**What this exercise asks**
(a) In the passage on slavery and abolition, what was Haiti called at the time France held it as a colony?
(b) Summarize the passage on slavery and abolition in two sentences.

It is noteworthy that the abolitionist movements that arose in England, in America, and in France reflected the Enlightenment claims of the rights of “men” to challenge governmental authority, which they declared needed their consent. In this context, the racialization of slavery was essential to justify the enslavement and brutalization of Africans and indigenous people, while declaring that the rights of Europeans should be protected. For example, slavery was outlawed in France following the French Revolution, but much of the wealth of the country was derived from slavery in French colonies, such as Haiti (called Saint-Domingue at the time). Even after the Haitian slaves successfully overthrew the French and declared their freedom as an independent country, France subsequently threatened war and extracted reparation payments to former slave owners that impoverished Haiti for more than a century (Piketty, 2020). Of course, in the American colonies, there was so much investment in a racialized slavery that it required fighting a civil war to end the formal practice of slavery in the U.S.

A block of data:

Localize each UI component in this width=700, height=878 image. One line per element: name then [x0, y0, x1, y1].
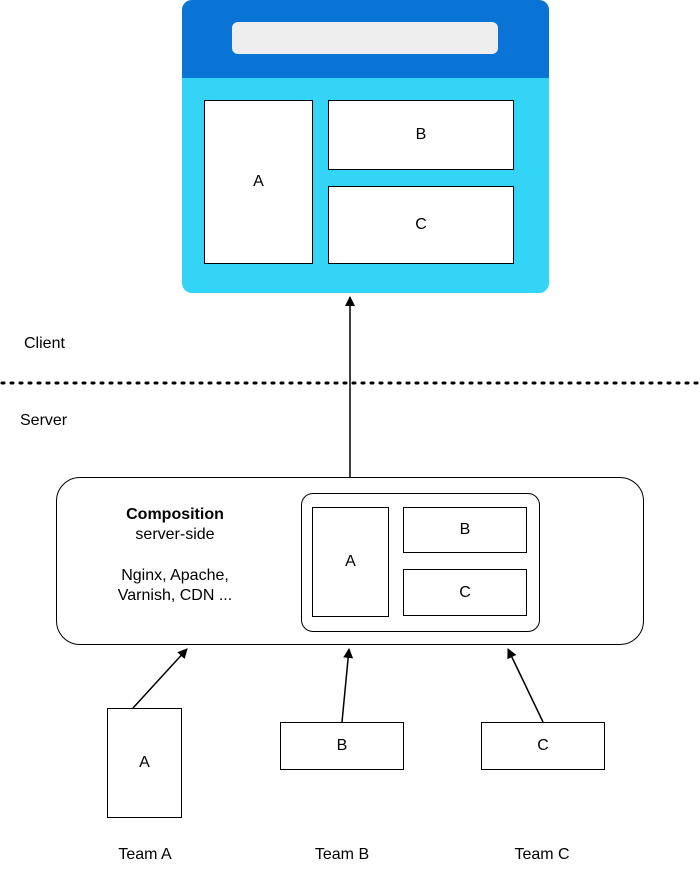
team-a-name: Team A: [118, 846, 172, 863]
composition-panel-b: B: [403, 507, 527, 553]
team-b-fragment: B: [280, 722, 404, 770]
arrow-team-c-to-composition: [507, 648, 544, 723]
team-c-name: Team C: [514, 846, 570, 863]
composition-text: Composition server-side Nginx, Apache, V…: [95, 505, 255, 606]
composition-title: Composition: [126, 506, 224, 523]
browser-panel-c-label: C: [415, 216, 427, 233]
arrow-team-b-to-composition: [341, 648, 354, 723]
team-b-fragment-label: B: [336, 737, 348, 754]
browser-window: A B C: [182, 0, 549, 293]
arrow-team-a-to-composition: [132, 648, 188, 709]
team-c-fragment: C: [481, 722, 605, 770]
composition-panel-c-label: C: [459, 583, 471, 601]
team-a-fragment-label: A: [139, 754, 150, 771]
browser-panel-c: C: [328, 186, 514, 264]
server-label: Server: [20, 412, 68, 429]
team-c-fragment-label: C: [537, 737, 549, 754]
browser-panel-b-label: B: [415, 126, 427, 143]
composition-tools-line2: Varnish, CDN ...: [117, 587, 233, 604]
browser-panel-b: B: [328, 100, 514, 170]
composition-panel-a-label: A: [345, 553, 356, 570]
browser-address-bar: [232, 22, 498, 54]
composition-panel-b-label: B: [459, 521, 471, 538]
browser-panel-a: A: [204, 100, 313, 264]
composition-subtitle: server-side: [135, 526, 215, 543]
browser-panel-a-label: A: [253, 173, 264, 190]
team-a-fragment: A: [107, 708, 182, 818]
team-b-name: Team B: [314, 846, 370, 863]
composition-tools-line1: Nginx, Apache,: [121, 567, 229, 584]
composition-panel-c: C: [403, 569, 527, 616]
composition-panel-a: A: [312, 507, 389, 617]
client-label: Client: [24, 335, 65, 352]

**Task-by-task outputs**
(a) Saint-Domingue.

(b) Abolitionist movements in England, America, and France drew on Enlightenment claims about the rights of "men," while the racialization of slavery justified enslaving Africans and indigenous people even as Europeans' rights were protected. France outlawed slavery after its revolution yet drew much wealth from colonial slavery and later forced reparation payments on independent Haiti, and in the U.S. a civil war was needed to end formal slavery.